*AIM OF THE TASK*. Extract the lines of the listing from the start through the line containing "- product-subtitle: 10 ascender: [108, 931, 209, 951]", and reproduce them exactly, including both ends.

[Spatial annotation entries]

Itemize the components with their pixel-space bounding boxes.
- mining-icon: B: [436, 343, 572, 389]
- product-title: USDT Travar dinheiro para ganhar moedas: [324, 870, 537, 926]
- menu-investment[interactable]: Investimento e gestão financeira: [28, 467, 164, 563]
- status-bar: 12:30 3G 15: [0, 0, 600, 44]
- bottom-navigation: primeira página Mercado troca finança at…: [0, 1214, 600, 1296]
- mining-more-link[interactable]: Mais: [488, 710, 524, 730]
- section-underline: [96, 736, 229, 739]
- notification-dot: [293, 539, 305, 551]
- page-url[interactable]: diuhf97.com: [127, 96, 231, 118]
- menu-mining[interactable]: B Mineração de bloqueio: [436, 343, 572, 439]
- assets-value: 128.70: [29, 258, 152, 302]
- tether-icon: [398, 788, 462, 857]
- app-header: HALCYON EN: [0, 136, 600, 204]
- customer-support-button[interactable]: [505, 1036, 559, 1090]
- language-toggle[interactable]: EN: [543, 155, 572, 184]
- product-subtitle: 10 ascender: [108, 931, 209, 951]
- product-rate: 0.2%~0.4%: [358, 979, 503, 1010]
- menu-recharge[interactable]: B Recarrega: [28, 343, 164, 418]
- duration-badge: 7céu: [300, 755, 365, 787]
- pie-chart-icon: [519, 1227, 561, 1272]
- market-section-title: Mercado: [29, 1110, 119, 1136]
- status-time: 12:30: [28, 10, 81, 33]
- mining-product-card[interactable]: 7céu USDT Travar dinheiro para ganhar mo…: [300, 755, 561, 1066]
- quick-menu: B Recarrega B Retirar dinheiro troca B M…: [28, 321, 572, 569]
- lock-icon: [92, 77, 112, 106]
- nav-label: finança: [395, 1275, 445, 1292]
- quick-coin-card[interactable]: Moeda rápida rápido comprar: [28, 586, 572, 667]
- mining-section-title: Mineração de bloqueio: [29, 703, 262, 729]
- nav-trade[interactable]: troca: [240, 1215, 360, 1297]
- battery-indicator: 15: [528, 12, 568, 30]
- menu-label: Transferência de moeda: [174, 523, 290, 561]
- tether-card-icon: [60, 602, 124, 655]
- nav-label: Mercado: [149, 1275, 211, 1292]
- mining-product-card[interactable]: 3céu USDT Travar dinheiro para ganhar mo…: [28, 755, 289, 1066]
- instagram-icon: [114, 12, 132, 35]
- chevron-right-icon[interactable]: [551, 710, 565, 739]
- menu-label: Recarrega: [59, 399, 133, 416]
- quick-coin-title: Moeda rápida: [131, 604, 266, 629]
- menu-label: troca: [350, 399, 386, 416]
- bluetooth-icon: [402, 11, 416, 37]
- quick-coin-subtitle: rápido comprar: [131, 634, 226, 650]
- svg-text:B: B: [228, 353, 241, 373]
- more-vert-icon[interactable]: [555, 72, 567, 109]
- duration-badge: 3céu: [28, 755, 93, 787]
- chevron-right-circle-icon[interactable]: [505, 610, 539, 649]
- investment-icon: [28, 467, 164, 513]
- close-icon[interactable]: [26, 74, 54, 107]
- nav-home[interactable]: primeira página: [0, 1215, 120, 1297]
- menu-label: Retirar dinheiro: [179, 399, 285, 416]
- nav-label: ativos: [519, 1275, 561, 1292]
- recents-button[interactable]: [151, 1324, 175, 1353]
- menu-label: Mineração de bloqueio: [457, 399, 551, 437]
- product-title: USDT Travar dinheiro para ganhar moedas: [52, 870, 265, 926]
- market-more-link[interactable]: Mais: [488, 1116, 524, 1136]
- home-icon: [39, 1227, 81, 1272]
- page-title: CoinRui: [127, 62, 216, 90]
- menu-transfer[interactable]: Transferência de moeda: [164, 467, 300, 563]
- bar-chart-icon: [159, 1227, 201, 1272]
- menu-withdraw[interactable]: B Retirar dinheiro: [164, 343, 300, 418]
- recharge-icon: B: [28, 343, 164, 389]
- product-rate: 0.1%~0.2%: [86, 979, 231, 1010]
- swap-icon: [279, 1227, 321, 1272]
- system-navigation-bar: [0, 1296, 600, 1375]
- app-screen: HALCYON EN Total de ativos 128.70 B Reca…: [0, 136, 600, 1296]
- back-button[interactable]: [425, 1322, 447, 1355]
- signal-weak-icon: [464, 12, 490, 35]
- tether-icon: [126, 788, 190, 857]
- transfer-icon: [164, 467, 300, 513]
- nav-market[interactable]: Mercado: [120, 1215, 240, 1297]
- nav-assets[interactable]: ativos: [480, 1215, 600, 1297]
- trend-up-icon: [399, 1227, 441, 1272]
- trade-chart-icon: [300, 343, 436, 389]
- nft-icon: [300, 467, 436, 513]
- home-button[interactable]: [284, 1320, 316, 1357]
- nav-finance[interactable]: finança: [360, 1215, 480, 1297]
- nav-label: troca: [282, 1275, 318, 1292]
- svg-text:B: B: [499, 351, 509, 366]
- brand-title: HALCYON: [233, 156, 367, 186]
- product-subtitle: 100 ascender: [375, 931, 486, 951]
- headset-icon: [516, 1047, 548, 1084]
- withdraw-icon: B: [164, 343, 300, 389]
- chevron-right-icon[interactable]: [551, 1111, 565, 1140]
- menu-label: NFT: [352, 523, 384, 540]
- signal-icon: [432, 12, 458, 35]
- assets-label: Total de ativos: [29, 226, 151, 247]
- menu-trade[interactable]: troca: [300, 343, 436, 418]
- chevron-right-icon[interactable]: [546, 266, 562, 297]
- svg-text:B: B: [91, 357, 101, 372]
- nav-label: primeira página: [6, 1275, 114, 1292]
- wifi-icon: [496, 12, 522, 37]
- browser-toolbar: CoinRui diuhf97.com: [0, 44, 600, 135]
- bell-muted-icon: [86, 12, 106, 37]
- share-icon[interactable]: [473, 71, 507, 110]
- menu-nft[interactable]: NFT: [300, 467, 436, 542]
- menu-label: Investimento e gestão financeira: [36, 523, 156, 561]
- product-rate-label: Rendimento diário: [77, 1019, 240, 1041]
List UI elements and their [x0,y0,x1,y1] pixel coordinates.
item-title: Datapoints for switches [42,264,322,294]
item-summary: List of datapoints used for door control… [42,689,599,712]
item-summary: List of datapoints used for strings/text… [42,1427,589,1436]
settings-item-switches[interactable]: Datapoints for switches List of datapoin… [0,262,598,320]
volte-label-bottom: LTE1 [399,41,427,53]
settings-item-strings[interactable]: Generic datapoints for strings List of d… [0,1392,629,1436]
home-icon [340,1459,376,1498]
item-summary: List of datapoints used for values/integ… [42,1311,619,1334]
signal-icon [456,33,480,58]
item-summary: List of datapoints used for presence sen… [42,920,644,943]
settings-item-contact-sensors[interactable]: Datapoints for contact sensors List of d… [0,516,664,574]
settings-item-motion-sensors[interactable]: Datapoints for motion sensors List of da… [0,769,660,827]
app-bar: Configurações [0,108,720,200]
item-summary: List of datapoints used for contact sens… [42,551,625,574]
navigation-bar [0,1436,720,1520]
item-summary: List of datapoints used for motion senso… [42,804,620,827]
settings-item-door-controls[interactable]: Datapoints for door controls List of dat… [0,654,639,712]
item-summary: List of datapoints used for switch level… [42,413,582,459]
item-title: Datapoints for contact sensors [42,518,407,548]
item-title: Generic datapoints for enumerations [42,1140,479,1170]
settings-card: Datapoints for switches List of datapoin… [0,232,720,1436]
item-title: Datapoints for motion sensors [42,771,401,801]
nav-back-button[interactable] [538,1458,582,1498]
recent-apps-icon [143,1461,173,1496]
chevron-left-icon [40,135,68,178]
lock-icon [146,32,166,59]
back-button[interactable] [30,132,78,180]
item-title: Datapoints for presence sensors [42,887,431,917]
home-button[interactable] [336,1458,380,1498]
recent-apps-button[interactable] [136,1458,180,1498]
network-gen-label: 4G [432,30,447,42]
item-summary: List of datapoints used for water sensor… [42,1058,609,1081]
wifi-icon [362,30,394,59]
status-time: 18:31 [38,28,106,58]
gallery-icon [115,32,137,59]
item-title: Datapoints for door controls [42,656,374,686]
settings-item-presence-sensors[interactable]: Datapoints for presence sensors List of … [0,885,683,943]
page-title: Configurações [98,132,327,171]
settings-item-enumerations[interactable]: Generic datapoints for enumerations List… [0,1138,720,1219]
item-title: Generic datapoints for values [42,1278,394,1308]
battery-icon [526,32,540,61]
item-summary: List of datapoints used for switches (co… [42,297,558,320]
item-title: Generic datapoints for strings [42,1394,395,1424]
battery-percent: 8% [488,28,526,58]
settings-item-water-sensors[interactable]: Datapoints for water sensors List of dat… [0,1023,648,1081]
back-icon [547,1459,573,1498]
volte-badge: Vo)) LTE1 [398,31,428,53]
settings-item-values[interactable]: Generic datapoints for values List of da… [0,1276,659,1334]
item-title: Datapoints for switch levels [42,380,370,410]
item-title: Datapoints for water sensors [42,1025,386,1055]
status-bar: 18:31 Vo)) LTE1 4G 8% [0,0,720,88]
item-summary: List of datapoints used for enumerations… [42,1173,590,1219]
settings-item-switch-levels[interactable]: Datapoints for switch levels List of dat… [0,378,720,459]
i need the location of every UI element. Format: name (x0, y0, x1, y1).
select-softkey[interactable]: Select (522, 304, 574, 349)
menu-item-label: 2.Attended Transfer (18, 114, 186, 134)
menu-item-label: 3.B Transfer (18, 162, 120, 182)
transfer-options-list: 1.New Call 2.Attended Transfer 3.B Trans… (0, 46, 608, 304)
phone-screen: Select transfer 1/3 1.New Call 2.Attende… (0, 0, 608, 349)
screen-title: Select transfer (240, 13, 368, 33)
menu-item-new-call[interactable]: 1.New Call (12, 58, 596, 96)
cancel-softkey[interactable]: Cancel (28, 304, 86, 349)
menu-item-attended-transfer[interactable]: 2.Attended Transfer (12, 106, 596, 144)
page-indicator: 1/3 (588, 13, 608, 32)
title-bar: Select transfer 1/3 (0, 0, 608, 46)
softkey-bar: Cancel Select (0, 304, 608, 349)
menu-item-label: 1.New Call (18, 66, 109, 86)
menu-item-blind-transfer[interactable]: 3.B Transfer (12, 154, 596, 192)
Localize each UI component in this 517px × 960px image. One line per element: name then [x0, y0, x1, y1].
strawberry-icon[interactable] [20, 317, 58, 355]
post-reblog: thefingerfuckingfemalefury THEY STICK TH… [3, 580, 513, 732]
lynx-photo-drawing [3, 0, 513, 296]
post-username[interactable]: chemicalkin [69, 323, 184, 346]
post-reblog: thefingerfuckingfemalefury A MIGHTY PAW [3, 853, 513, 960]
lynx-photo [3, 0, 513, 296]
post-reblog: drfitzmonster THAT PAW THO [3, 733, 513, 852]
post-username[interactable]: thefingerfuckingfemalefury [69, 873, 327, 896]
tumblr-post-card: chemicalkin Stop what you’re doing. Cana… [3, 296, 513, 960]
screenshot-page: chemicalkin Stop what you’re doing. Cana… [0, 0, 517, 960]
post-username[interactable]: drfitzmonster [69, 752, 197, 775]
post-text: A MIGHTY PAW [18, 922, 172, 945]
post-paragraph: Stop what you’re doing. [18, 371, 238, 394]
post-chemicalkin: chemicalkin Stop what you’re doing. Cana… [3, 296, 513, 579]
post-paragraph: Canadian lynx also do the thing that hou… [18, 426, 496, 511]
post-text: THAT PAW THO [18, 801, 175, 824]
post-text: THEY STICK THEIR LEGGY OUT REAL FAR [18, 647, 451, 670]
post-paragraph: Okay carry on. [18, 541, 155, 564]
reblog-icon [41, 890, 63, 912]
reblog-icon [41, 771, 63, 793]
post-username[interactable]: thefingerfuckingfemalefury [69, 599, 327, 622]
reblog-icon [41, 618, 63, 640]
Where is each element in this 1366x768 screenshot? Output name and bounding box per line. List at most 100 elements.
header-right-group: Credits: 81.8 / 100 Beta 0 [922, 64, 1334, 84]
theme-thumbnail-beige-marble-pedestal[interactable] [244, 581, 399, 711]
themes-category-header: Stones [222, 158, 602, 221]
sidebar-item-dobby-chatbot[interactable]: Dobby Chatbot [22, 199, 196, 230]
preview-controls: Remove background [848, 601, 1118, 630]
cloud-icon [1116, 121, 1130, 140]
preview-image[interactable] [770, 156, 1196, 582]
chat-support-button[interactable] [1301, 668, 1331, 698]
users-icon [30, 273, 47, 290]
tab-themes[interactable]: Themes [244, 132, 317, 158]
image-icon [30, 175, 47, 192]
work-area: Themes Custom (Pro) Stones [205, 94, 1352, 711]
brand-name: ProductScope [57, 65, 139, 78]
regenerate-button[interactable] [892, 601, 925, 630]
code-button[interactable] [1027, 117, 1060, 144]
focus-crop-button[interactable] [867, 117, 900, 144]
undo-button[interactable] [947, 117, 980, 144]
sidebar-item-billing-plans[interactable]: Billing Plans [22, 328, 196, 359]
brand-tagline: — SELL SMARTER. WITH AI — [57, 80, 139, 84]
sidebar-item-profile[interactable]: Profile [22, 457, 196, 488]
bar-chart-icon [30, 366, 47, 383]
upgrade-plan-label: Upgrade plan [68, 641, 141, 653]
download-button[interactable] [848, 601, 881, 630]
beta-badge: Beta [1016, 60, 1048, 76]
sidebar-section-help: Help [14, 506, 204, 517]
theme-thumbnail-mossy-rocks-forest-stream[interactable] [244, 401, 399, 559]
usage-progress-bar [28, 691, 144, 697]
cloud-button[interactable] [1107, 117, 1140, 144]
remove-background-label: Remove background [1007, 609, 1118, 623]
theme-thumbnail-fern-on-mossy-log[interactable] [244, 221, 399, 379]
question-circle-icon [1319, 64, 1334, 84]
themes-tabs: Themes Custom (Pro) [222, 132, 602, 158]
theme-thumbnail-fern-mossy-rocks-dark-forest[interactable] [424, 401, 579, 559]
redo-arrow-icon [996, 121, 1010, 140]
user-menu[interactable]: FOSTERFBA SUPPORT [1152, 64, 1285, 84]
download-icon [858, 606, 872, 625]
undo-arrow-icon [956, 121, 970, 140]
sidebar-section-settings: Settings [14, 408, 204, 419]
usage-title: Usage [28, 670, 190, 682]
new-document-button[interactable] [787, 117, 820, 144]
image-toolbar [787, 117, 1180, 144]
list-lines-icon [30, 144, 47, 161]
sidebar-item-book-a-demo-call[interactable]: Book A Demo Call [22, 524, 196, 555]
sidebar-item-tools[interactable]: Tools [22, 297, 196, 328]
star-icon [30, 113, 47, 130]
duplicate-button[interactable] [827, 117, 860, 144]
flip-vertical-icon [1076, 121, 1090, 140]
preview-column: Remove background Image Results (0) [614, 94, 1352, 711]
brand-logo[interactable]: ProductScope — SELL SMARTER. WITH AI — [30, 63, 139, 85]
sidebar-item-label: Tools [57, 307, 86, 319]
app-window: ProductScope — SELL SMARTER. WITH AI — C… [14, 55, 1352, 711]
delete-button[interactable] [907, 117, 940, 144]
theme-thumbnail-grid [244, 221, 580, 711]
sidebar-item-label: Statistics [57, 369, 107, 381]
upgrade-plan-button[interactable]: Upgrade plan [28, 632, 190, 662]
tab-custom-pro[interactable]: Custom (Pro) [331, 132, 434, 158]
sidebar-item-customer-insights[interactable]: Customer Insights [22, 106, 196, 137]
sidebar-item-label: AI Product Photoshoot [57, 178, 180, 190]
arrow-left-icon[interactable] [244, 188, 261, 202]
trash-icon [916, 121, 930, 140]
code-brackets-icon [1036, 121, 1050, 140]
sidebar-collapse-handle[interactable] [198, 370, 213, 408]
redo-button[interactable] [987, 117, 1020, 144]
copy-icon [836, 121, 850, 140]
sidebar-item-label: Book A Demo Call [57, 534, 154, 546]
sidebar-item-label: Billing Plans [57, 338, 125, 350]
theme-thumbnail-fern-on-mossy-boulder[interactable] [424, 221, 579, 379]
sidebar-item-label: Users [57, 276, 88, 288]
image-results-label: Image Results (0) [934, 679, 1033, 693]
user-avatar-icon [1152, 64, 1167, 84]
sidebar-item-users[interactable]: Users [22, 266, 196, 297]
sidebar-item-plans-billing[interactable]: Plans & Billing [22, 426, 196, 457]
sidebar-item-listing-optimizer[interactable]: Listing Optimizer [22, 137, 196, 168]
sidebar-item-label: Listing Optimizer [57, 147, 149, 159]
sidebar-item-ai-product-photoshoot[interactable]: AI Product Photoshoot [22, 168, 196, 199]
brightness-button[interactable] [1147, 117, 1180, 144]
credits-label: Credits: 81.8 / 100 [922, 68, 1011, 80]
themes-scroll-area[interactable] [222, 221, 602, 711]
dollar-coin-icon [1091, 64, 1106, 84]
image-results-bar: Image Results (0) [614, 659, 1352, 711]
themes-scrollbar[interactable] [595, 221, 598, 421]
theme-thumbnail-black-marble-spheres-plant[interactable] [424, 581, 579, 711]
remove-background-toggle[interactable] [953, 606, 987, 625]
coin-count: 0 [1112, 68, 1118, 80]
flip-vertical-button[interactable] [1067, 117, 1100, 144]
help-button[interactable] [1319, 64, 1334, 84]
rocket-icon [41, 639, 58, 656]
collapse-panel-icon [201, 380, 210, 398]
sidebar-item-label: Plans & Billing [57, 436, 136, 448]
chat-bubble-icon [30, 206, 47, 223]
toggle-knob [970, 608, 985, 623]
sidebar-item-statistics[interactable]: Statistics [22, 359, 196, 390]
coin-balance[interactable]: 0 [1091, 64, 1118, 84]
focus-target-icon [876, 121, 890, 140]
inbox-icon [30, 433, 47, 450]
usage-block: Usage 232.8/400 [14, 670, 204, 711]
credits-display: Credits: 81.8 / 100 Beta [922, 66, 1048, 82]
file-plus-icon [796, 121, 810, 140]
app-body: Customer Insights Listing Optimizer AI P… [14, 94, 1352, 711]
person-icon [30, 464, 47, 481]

*EXERCISE ANSWER*.
Itemize the components with their pixel-space bounding boxes.
- mining-icon: B: [436, 343, 572, 389]
- product-title: USDT Travar dinheiro para ganhar moedas: [324, 870, 537, 926]
- menu-investment[interactable]: Investimento e gestão financeira: [28, 467, 164, 563]
- status-bar: 12:30 3G 15: [0, 0, 600, 44]
- bottom-navigation: primeira página Mercado troca finança at…: [0, 1214, 600, 1296]
- mining-more-link[interactable]: Mais: [488, 710, 524, 730]
- section-underline: [96, 736, 229, 739]
- notification-dot: [293, 539, 305, 551]
- page-url[interactable]: diuhf97.com: [127, 96, 231, 118]
- menu-mining[interactable]: B Mineração de bloqueio: [436, 343, 572, 439]
- assets-value: 128.70: [29, 258, 152, 302]
- tether-icon: [398, 788, 462, 857]
- app-header: HALCYON EN: [0, 136, 600, 204]
- customer-support-button[interactable]: [505, 1036, 559, 1090]
- language-toggle[interactable]: EN: [543, 155, 572, 184]
- product-subtitle: 10 ascender: [108, 931, 209, 951]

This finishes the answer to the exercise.